# Record extracts start

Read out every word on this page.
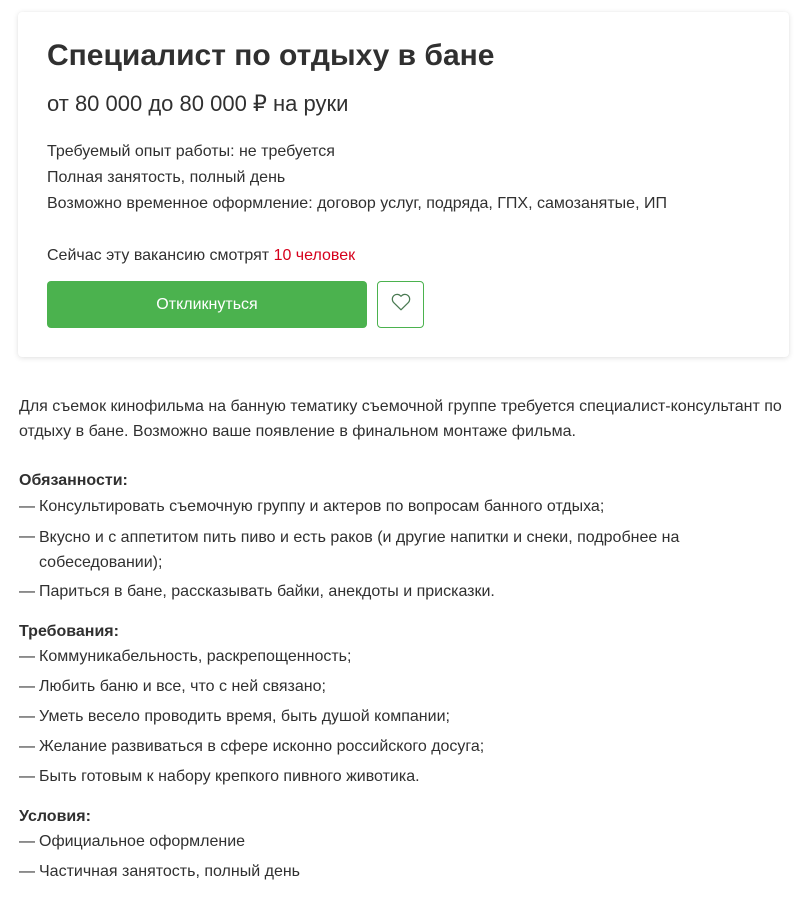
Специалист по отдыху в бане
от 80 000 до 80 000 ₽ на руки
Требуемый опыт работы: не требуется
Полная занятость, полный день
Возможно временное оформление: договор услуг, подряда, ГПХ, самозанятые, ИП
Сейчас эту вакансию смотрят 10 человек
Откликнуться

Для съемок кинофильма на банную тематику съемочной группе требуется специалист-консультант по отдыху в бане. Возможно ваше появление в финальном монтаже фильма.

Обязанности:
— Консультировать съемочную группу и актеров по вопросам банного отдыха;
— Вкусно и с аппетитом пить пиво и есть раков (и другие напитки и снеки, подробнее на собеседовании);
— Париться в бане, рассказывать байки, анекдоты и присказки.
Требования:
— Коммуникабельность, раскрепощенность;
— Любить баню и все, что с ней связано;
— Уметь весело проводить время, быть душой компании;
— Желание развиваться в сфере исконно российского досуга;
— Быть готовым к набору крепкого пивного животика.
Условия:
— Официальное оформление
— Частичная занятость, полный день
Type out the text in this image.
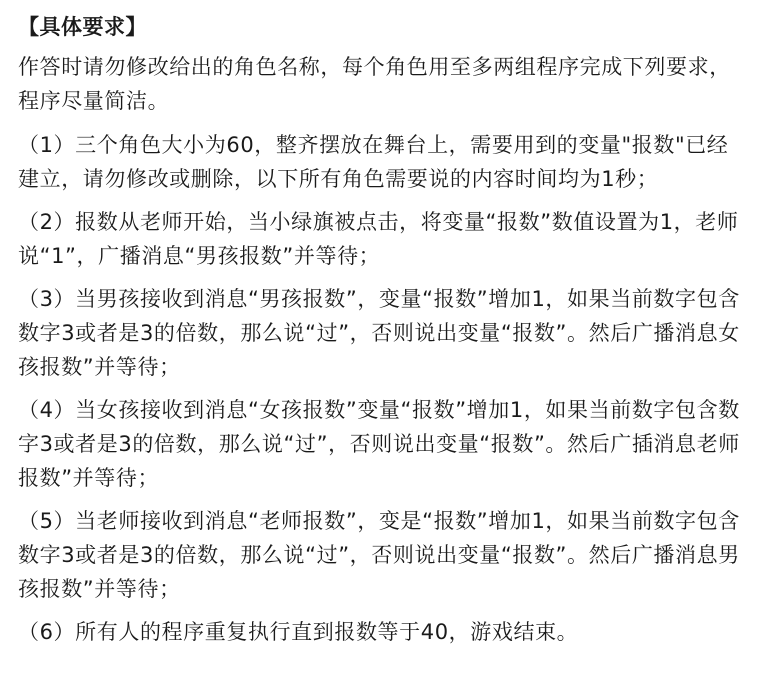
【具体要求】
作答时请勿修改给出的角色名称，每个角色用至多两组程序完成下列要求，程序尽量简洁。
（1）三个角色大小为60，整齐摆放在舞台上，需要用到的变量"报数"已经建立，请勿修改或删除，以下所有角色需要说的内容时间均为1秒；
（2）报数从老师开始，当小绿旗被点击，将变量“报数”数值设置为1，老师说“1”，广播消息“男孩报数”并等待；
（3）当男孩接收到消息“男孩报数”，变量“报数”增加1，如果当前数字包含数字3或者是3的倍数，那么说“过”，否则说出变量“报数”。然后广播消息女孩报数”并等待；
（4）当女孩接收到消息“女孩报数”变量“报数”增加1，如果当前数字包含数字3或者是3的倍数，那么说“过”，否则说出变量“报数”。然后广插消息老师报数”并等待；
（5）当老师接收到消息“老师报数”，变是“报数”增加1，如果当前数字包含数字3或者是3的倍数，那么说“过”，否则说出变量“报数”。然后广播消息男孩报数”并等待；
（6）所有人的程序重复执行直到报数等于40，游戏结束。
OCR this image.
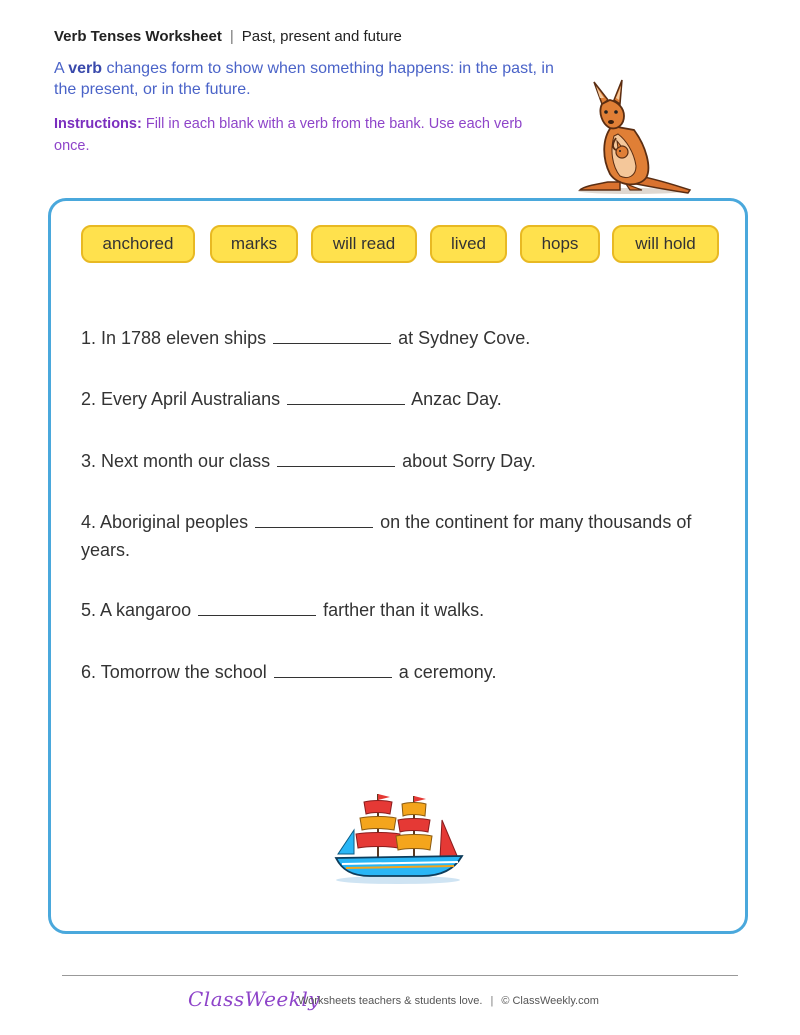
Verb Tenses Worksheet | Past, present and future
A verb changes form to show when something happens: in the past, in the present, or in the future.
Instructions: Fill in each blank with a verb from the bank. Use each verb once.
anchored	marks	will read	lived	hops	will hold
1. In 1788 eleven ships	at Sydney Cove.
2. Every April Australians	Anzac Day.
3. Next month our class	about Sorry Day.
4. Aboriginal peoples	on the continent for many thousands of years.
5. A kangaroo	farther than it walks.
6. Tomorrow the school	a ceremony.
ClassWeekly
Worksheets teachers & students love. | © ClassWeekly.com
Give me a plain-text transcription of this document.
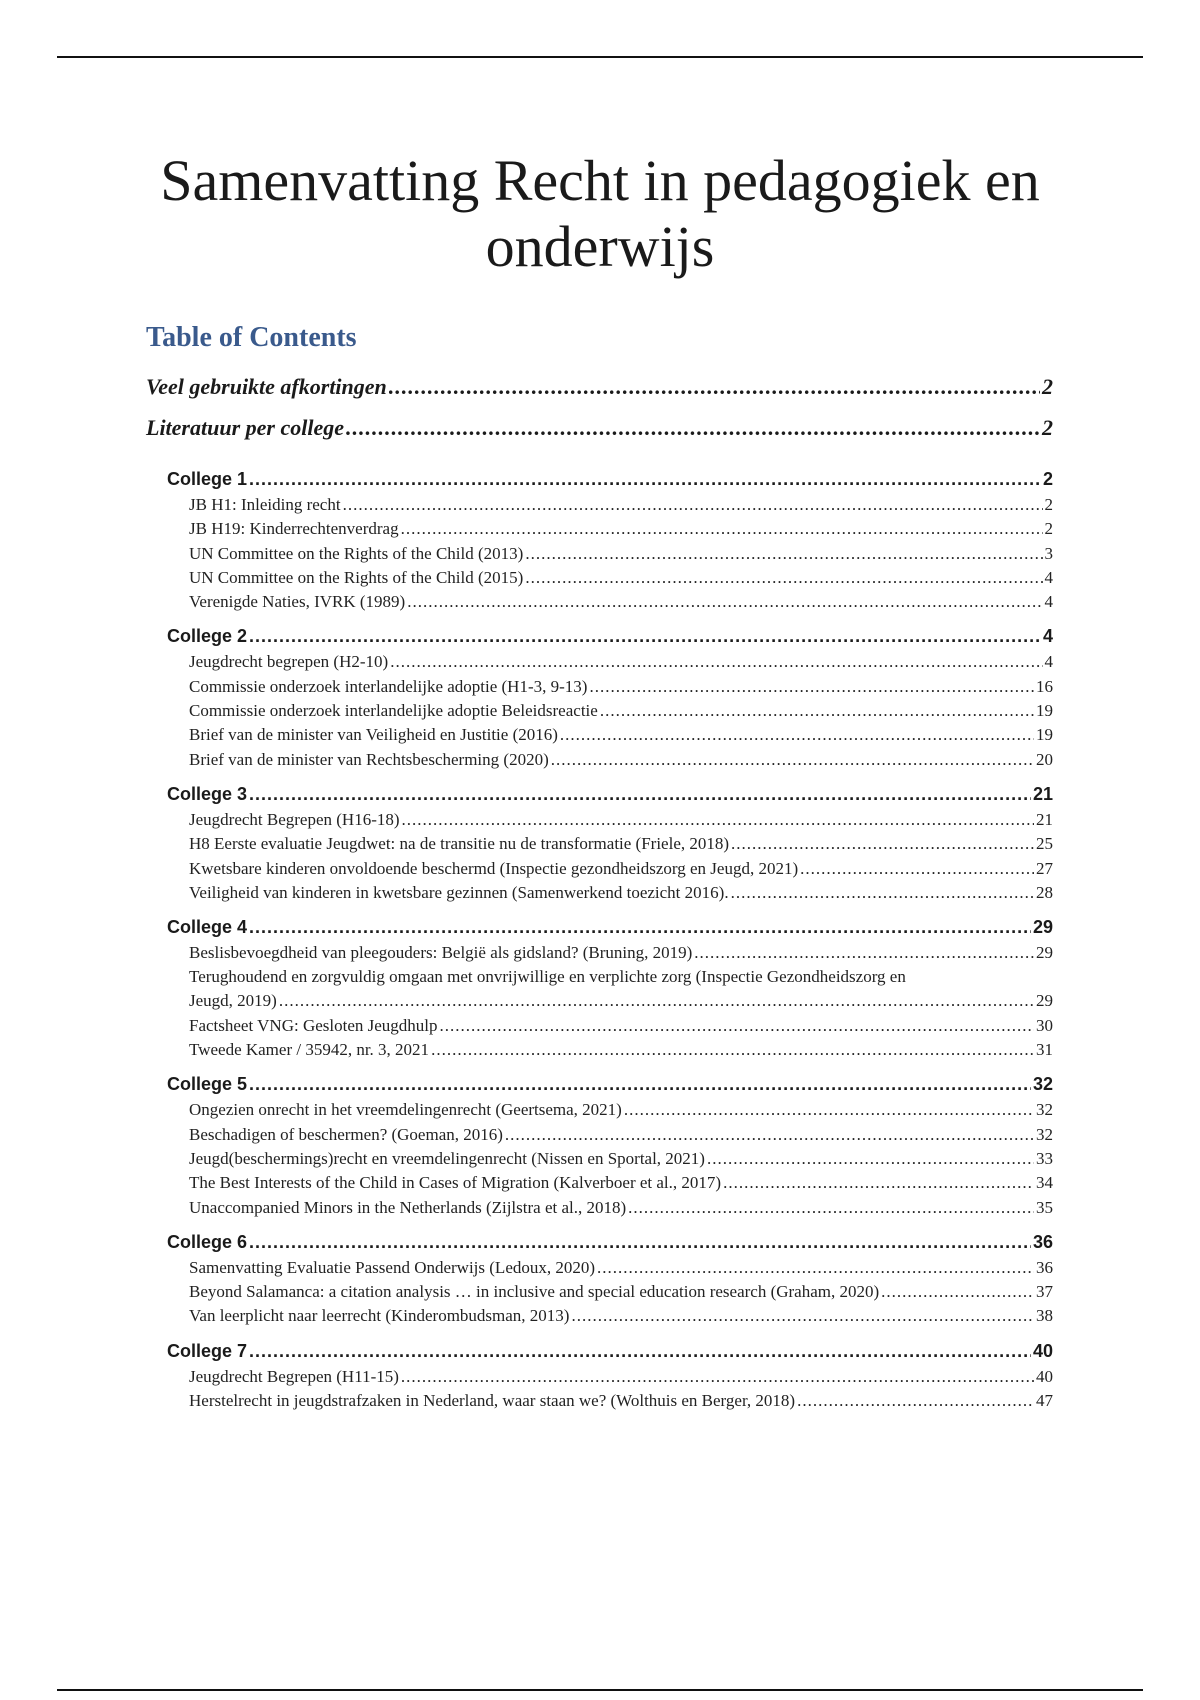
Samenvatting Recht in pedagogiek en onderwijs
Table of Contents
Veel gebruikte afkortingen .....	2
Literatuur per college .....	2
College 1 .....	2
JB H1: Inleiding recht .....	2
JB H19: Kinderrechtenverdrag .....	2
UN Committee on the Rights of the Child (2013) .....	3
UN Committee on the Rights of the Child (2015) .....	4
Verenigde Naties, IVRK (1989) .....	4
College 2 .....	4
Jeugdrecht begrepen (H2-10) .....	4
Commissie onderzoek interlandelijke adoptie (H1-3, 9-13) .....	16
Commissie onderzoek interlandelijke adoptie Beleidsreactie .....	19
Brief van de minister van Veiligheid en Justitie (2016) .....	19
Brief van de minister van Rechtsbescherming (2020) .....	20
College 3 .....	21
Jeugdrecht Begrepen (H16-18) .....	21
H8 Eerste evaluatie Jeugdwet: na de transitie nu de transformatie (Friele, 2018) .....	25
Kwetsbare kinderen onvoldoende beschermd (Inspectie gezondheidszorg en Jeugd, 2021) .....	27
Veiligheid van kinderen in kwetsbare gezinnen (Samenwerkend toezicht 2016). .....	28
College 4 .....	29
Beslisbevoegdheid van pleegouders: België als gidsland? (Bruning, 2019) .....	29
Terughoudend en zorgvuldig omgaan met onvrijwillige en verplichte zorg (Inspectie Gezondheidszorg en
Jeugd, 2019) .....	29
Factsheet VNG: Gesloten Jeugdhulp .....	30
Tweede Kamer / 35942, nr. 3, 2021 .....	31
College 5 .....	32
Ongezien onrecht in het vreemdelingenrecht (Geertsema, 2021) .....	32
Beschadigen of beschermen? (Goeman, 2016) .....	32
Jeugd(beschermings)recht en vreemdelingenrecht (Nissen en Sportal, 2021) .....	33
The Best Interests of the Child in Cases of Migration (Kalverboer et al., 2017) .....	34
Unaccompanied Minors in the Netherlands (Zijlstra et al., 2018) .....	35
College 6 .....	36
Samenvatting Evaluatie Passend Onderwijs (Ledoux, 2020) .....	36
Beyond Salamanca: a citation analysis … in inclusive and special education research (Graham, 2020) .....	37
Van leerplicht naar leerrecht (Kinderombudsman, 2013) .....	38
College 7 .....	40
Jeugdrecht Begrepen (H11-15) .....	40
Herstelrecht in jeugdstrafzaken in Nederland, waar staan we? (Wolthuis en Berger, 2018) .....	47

# Record extracts end
# Record extracts start

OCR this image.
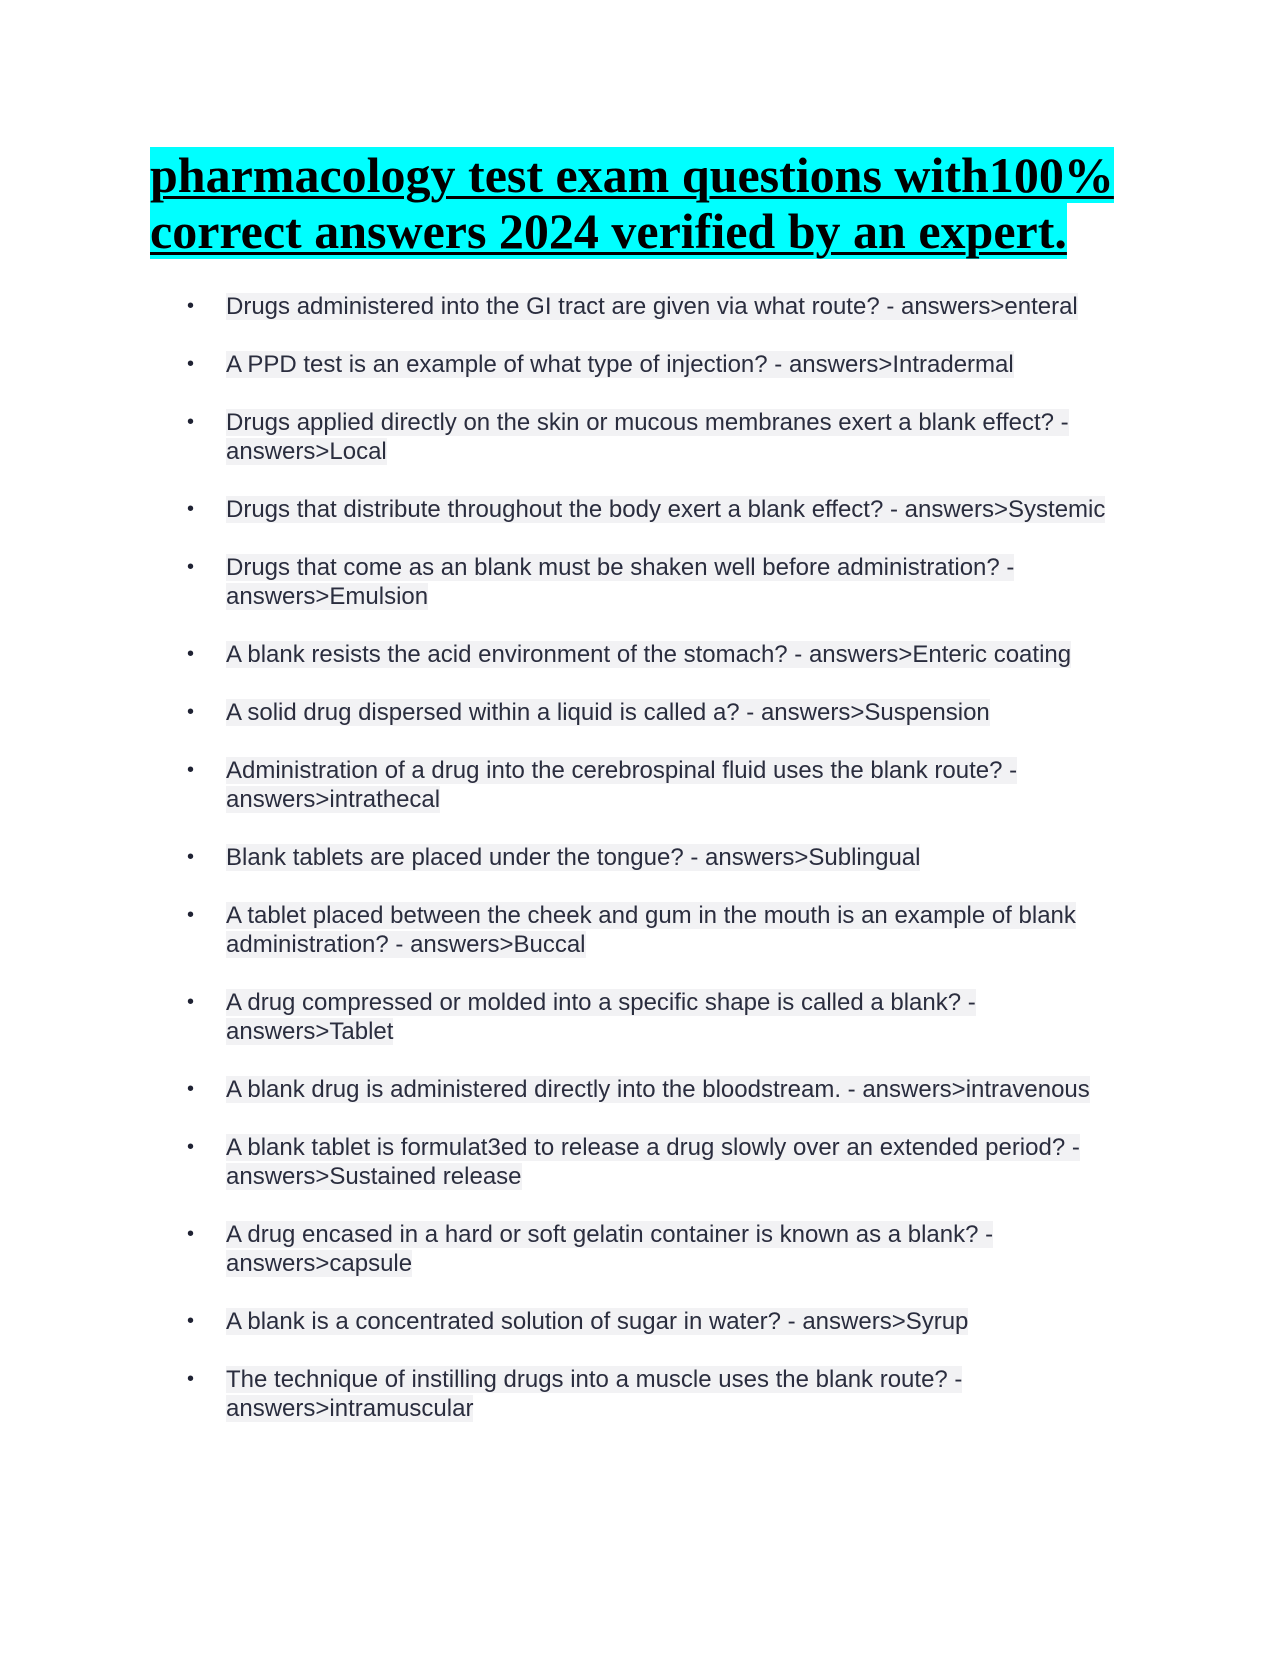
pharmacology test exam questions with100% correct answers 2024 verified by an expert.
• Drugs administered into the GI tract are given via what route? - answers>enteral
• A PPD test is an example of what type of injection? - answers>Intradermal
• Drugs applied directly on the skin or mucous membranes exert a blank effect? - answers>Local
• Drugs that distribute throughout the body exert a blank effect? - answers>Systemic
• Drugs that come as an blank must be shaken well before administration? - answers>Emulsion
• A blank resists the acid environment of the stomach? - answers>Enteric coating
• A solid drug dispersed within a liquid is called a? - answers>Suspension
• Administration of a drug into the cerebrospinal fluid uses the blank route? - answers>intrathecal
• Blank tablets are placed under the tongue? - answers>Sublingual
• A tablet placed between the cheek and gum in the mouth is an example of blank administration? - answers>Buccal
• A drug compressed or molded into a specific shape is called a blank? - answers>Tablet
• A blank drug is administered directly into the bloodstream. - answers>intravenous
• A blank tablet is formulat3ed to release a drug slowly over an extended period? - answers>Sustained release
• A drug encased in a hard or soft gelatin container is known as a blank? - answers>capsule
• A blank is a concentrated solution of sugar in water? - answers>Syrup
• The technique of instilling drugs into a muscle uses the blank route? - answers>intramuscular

# Record extracts end

- [Problem details]:
Scan the material for lines with the word "administered", and copy each line you find.

- [Exercise output]:
• Drugs administered into the GI tract are given via what route? - answers>enteral
• A blank drug is administered directly into the bloodstream. - answers>intravenous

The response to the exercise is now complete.